[What the task asks]
Output the records exactly. Include every line.

[Dataset content]
┌──

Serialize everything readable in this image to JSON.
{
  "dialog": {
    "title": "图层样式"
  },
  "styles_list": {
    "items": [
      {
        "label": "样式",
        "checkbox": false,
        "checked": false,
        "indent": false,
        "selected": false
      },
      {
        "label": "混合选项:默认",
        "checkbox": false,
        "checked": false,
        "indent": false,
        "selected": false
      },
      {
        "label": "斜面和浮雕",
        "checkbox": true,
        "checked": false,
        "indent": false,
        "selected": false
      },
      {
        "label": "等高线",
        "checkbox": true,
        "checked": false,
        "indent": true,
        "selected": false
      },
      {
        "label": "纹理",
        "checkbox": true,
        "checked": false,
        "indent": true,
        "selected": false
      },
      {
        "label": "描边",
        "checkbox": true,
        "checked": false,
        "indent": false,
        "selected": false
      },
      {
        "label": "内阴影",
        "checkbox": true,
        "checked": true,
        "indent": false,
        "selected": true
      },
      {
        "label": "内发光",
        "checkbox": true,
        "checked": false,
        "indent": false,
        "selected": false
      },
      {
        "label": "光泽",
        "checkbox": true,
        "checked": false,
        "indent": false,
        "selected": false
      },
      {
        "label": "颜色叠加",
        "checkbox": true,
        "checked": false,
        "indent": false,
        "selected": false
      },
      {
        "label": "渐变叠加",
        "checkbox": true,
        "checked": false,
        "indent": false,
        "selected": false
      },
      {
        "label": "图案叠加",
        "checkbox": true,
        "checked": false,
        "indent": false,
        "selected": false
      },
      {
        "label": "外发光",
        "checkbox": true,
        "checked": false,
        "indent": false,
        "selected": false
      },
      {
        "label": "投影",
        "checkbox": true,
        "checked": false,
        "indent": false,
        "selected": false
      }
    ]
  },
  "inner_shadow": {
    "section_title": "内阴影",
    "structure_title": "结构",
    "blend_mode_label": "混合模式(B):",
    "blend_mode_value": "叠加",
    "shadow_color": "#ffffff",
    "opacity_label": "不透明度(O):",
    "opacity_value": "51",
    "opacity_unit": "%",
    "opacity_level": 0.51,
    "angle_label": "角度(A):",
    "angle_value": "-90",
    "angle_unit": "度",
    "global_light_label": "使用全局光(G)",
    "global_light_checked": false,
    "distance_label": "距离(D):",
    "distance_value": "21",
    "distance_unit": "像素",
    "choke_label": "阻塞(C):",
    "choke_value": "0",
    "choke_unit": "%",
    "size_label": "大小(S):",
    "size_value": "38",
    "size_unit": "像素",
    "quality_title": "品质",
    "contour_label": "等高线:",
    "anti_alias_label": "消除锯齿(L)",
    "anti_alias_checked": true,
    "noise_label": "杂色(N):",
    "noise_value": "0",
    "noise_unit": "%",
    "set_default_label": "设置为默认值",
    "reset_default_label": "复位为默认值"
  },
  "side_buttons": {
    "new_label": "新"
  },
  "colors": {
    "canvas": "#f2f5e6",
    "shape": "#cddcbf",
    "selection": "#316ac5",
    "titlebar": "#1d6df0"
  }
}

└──

[Output of the exercise]
Serialize everything readable in this image to JSON.
{
  "dialog": {
    "title": "图层样式"
  },
  "styles_list": {
    "items": [
      {
        "label": "样式",
        "checkbox": false,
        "checked": false,
        "indent": false,
        "selected": false
      },
      {
        "label": "混合选项:默认",
        "checkbox": false,
        "checked": false,
        "indent": false,
        "selected": false
      },
      {
        "label": "斜面和浮雕",
        "checkbox": true,
        "checked": false,
        "indent": false,
        "selected": false
      },
      {
        "label": "等高线",
        "checkbox": true,
        "checked": false,
        "indent": true,
        "selected": false
      },
      {
        "label": "纹理",
        "checkbox": true,
        "checked": false,
        "indent": true,
        "selected": false
      },
      {
        "label": "描边",
        "checkbox": true,
        "checked": false,
        "indent": false,
        "selected": false
      },
      {
        "label": "内阴影",
        "checkbox": true,
        "checked": true,
        "indent": false,
        "selected": true
      },
      {
        "label": "内发光",
        "checkbox": true,
        "checked": false,
        "indent": false,
        "selected": false
      },
      {
        "label": "光泽",
        "checkbox": true,
        "checked": false,
        "indent": false,
        "selected": false
      },
      {
        "label": "颜色叠加",
        "checkbox": true,
        "checked": false,
        "indent": false,
        "selected": false
      },
      {
        "label": "渐变叠加",
        "checkbox": true,
        "checked": false,
        "indent": false,
        "selected": false
      },
      {
        "label": "图案叠加",
        "checkbox": true,
        "checked": false,
        "indent": false,
        "selected": false
      },
      {
        "label": "外发光",
        "checkbox": true,
        "checked": false,
        "indent": false,
        "selected": false
      },
      {
        "label": "投影",
        "checkbox": true,
        "checked": false,
        "indent": false,
        "selected": false
      }
    ]
  },
  "inner_shadow": {
    "section_title": "内阴影",
    "structure_title": "结构",
    "blend_mode_label": "混合模式(B):",
    "blend_mode_value": "叠加",
    "shadow_color": "#ffffff",
    "opacity_label": "不透明度(O):",
    "opacity_value": "51",
    "opacity_unit": "%",
    "opacity_level": 0.51,
    "angle_label": "角度(A):",
    "angle_value": "-90",
    "angle_unit": "度",
    "global_light_label": "使用全局光(G)",
    "global_light_checked": false,
    "distance_label": "距离(D):",
    "distance_value": "21",
    "distance_unit": "像素",
    "choke_label": "阻塞(C):",
    "choke_value": "0",
    "choke_unit": "%",
    "size_label": "大小(S):",
    "size_value": "38",
    "size_unit": "像素",
    "quality_title": "品质",
    "contour_label": "等高线:",
    "anti_alias_label": "消除锯齿(L)",
    "anti_alias_checked": true,
    "noise_label": "杂色(N):",
    "noise_value": "0",
    "noise_unit": "%",
    "set_default_label": "设置为默认值",
    "reset_default_label": "复位为默认值"
  },
  "side_buttons": {
    "new_label": "新"
  },
  "colors": {
    "canvas": "#f2f5e6",
    "shape": "#cddcbf",
    "selection": "#316ac5",
    "titlebar": "#1d6df0"
  }
}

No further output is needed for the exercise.